§ What is asked: For this exercise, repeat all of the material verbatim apart from its images.

--- Begin Material ---

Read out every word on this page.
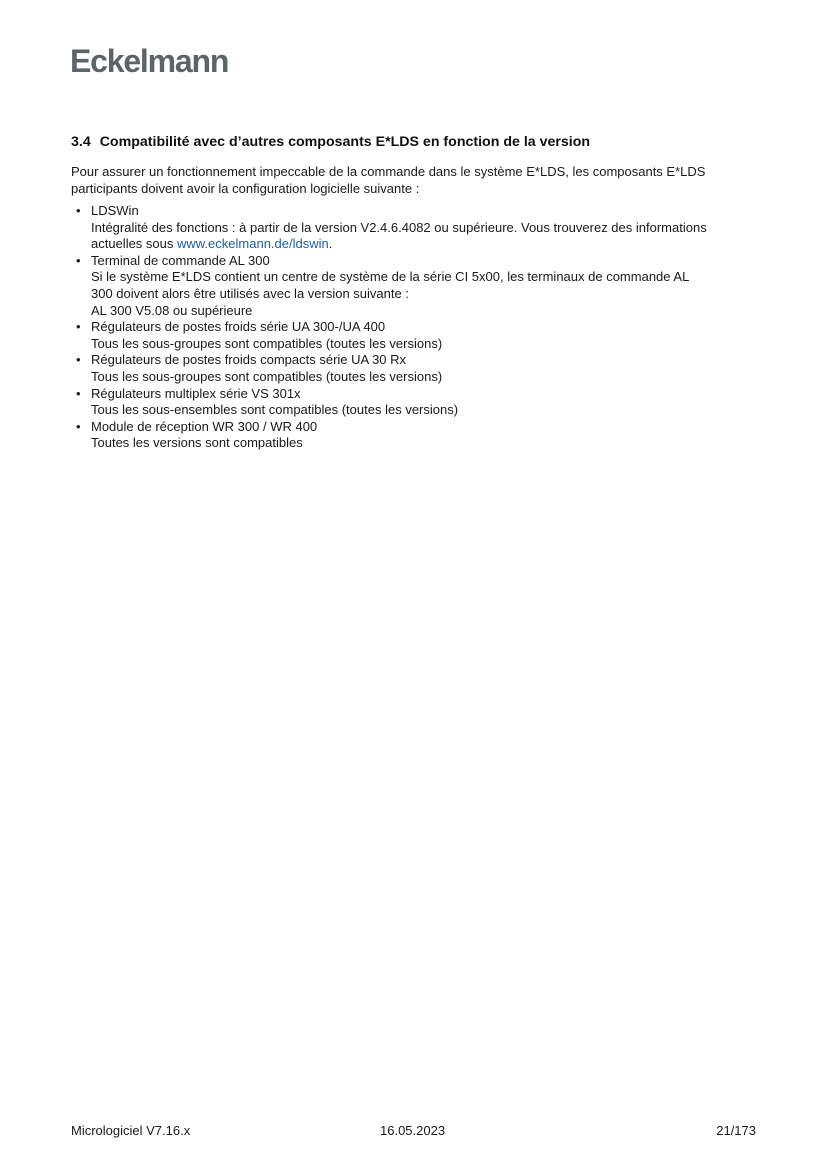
Eckelmann
3.4 Compatibilité avec d’autres composants E*LDS en fonction de la version

Pour assurer un fonctionnement impeccable de la commande dans le système E*LDS, les composants E*LDS

participants doivent avoir la configuration logicielle suivante :

• LDSWin
Intégralité des fonctions : à partir de la version V2.4.6.4082 ou supérieure. Vous trouverez des informations
actuelles sous www.eckelmann.de/ldswin.
• Terminal de commande AL 300
Si le système E*LDS contient un centre de système de la série CI 5x00, les terminaux de commande AL
300 doivent alors être utilisés avec la version suivante :
AL 300 V5.08 ou supérieure
• Régulateurs de postes froids série UA 300-/UA 400
Tous les sous-groupes sont compatibles (toutes les versions)
• Régulateurs de postes froids compacts série UA 30 Rx
Tous les sous-groupes sont compatibles (toutes les versions)
• Régulateurs multiplex série VS 301x
Tous les sous-ensembles sont compatibles (toutes les versions)
• Module de réception WR 300 / WR 400
Toutes les versions sont compatibles
Micrologiciel V7.16.x	16.05.2023	21/173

--- End Material ---

§ Final result:
Read out every word on this page.
Eckelmann
3.4 Compatibilité avec d’autres composants E*LDS en fonction de la version

Pour assurer un fonctionnement impeccable de la commande dans le système E*LDS, les composants E*LDS

participants doivent avoir la configuration logicielle suivante :

• LDSWin
Intégralité des fonctions : à partir de la version V2.4.6.4082 ou supérieure. Vous trouverez des informations
actuelles sous www.eckelmann.de/ldswin.
• Terminal de commande AL 300
Si le système E*LDS contient un centre de système de la série CI 5x00, les terminaux de commande AL
300 doivent alors être utilisés avec la version suivante :
AL 300 V5.08 ou supérieure
• Régulateurs de postes froids série UA 300-/UA 400
Tous les sous-groupes sont compatibles (toutes les versions)
• Régulateurs de postes froids compacts série UA 30 Rx
Tous les sous-groupes sont compatibles (toutes les versions)
• Régulateurs multiplex série VS 301x
Tous les sous-ensembles sont compatibles (toutes les versions)
• Module de réception WR 300 / WR 400
Toutes les versions sont compatibles
Micrologiciel V7.16.x	16.05.2023	21/173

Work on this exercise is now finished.